Please set down the entries below once more, exactly.
######
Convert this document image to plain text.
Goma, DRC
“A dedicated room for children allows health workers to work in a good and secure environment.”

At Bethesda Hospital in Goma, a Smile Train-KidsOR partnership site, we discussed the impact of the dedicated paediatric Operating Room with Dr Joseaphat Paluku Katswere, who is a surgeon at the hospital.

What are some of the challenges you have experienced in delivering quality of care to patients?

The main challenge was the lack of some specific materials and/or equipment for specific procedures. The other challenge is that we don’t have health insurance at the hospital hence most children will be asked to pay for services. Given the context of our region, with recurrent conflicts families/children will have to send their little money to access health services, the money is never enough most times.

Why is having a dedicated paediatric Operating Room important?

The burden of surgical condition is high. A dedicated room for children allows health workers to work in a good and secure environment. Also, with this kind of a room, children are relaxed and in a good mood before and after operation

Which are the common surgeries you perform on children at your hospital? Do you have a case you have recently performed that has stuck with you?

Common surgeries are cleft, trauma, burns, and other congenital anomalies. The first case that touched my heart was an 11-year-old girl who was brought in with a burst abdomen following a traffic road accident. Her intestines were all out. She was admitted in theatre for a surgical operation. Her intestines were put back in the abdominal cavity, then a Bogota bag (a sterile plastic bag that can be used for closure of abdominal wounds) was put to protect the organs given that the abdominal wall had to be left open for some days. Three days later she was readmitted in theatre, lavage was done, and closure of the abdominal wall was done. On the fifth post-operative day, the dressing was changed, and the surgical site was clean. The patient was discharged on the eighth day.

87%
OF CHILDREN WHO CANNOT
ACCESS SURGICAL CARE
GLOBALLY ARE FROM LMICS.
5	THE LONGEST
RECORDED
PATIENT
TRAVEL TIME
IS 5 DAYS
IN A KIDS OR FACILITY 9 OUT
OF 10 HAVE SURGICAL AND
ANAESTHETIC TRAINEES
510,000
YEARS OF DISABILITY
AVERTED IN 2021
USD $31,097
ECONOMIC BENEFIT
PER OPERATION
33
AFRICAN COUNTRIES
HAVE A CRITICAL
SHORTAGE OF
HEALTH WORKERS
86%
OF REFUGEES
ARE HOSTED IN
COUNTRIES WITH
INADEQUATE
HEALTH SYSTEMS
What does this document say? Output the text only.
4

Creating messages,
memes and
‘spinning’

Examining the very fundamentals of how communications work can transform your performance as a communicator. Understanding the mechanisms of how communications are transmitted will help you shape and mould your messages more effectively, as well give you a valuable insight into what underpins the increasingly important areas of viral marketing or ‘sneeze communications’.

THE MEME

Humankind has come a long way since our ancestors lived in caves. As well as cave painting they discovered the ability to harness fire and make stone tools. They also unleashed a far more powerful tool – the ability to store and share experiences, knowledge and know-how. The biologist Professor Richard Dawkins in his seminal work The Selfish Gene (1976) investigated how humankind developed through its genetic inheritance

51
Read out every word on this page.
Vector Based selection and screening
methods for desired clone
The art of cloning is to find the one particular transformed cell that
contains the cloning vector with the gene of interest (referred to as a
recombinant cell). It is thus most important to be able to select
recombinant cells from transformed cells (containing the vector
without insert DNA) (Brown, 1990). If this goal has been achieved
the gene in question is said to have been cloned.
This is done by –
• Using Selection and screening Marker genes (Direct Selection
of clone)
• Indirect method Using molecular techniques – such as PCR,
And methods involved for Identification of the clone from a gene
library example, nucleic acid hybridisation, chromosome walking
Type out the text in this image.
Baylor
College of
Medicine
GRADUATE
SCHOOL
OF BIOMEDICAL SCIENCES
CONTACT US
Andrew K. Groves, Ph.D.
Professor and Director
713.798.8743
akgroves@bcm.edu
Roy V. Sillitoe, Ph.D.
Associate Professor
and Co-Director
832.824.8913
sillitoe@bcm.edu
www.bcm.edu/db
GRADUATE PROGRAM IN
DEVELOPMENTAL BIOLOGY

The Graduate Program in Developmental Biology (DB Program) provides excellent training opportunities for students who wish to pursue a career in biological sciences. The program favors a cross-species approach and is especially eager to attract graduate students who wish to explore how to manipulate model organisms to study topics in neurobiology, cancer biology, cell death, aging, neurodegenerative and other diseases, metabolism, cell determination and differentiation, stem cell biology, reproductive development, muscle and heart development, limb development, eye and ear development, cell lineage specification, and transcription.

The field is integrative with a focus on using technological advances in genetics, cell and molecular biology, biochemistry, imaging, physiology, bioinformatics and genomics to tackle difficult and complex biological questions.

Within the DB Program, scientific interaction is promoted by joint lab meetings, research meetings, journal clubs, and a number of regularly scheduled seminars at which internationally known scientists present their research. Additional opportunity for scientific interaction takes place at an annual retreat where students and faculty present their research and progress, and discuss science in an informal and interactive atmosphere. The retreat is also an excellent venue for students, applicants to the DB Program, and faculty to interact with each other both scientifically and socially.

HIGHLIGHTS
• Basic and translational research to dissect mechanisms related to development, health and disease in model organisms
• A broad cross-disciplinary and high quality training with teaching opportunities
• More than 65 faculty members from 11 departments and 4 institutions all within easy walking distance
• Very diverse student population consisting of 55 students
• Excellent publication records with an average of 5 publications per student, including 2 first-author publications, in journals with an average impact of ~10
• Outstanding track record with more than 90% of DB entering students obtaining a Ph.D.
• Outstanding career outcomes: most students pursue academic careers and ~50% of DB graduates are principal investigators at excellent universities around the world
######
WORKED SOLUTION.
Convert this document image to plain text.
Goma, DRC
“A dedicated room for children allows health workers to work in a good and secure environment.”

At Bethesda Hospital in Goma, a Smile Train-KidsOR partnership site, we discussed the impact of the dedicated paediatric Operating Room with Dr Joseaphat Paluku Katswere, who is a surgeon at the hospital.

What are some of the challenges you have experienced in delivering quality of care to patients?

The main challenge was the lack of some specific materials and/or equipment for specific procedures. The other challenge is that we don’t have health insurance at the hospital hence most children will be asked to pay for services. Given the context of our region, with recurrent conflicts families/children will have to send their little money to access health services, the money is never enough most times.

Why is having a dedicated paediatric Operating Room important?

The burden of surgical condition is high. A dedicated room for children allows health workers to work in a good and secure environment. Also, with this kind of a room, children are relaxed and in a good mood before and after operation

Which are the common surgeries you perform on children at your hospital? Do you have a case you have recently performed that has stuck with you?

Common surgeries are cleft, trauma, burns, and other congenital anomalies. The first case that touched my heart was an 11-year-old girl who was brought in with a burst abdomen following a traffic road accident. Her intestines were all out. She was admitted in theatre for a surgical operation. Her intestines were put back in the abdominal cavity, then a Bogota bag (a sterile plastic bag that can be used for closure of abdominal wounds) was put to protect the organs given that the abdominal wall had to be left open for some days. Three days later she was readmitted in theatre, lavage was done, and closure of the abdominal wall was done. On the fifth post-operative day, the dressing was changed, and the surgical site was clean. The patient was discharged on the eighth day.

87%
OF CHILDREN WHO CANNOT
ACCESS SURGICAL CARE
GLOBALLY ARE FROM LMICS.
5	THE LONGEST
RECORDED
PATIENT
TRAVEL TIME
IS 5 DAYS
IN A KIDS OR FACILITY 9 OUT
OF 10 HAVE SURGICAL AND
ANAESTHETIC TRAINEES
510,000
YEARS OF DISABILITY
AVERTED IN 2021
USD $31,097
ECONOMIC BENEFIT
PER OPERATION
33
AFRICAN COUNTRIES
HAVE A CRITICAL
SHORTAGE OF
HEALTH WORKERS
86%
OF REFUGEES
ARE HOSTED IN
COUNTRIES WITH
INADEQUATE
HEALTH SYSTEMS
What does this document say? Output the text only.
4

Creating messages,
memes and
‘spinning’

Examining the very fundamentals of how communications work can transform your performance as a communicator. Understanding the mechanisms of how communications are transmitted will help you shape and mould your messages more effectively, as well give you a valuable insight into what underpins the increasingly important areas of viral marketing or ‘sneeze communications’.

THE MEME

Humankind has come a long way since our ancestors lived in caves. As well as cave painting they discovered the ability to harness fire and make stone tools. They also unleashed a far more powerful tool – the ability to store and share experiences, knowledge and know-how. The biologist Professor Richard Dawkins in his seminal work The Selfish Gene (1976) investigated how humankind developed through its genetic inheritance

51
Read out every word on this page.
Vector Based selection and screening
methods for desired clone
The art of cloning is to find the one particular transformed cell that
contains the cloning vector with the gene of interest (referred to as a
recombinant cell). It is thus most important to be able to select
recombinant cells from transformed cells (containing the vector
without insert DNA) (Brown, 1990). If this goal has been achieved
the gene in question is said to have been cloned.
This is done by –
• Using Selection and screening Marker genes (Direct Selection
of clone)
• Indirect method Using molecular techniques – such as PCR,
And methods involved for Identification of the clone from a gene
library example, nucleic acid hybridisation, chromosome walking
Type out the text in this image.
Baylor
College of
Medicine
GRADUATE
SCHOOL
OF BIOMEDICAL SCIENCES
CONTACT US
Andrew K. Groves, Ph.D.
Professor and Director
713.798.8743
akgroves@bcm.edu
Roy V. Sillitoe, Ph.D.
Associate Professor
and Co-Director
832.824.8913
sillitoe@bcm.edu
www.bcm.edu/db
GRADUATE PROGRAM IN
DEVELOPMENTAL BIOLOGY

The Graduate Program in Developmental Biology (DB Program) provides excellent training opportunities for students who wish to pursue a career in biological sciences. The program favors a cross-species approach and is especially eager to attract graduate students who wish to explore how to manipulate model organisms to study topics in neurobiology, cancer biology, cell death, aging, neurodegenerative and other diseases, metabolism, cell determination and differentiation, stem cell biology, reproductive development, muscle and heart development, limb development, eye and ear development, cell lineage specification, and transcription.

The field is integrative with a focus on using technological advances in genetics, cell and molecular biology, biochemistry, imaging, physiology, bioinformatics and genomics to tackle difficult and complex biological questions.

Within the DB Program, scientific interaction is promoted by joint lab meetings, research meetings, journal clubs, and a number of regularly scheduled seminars at which internationally known scientists present their research. Additional opportunity for scientific interaction takes place at an annual retreat where students and faculty present their research and progress, and discuss science in an informal and interactive atmosphere. The retreat is also an excellent venue for students, applicants to the DB Program, and faculty to interact with each other both scientifically and socially.

HIGHLIGHTS
• Basic and translational research to dissect mechanisms related to development, health and disease in model organisms
• A broad cross-disciplinary and high quality training with teaching opportunities
• More than 65 faculty members from 11 departments and 4 institutions all within easy walking distance
• Very diverse student population consisting of 55 students
• Excellent publication records with an average of 5 publications per student, including 2 first-author publications, in journals with an average impact of ~10
• Outstanding track record with more than 90% of DB entering students obtaining a Ph.D.
• Outstanding career outcomes: most students pursue academic careers and ~50% of DB graduates are principal investigators at excellent universities around the world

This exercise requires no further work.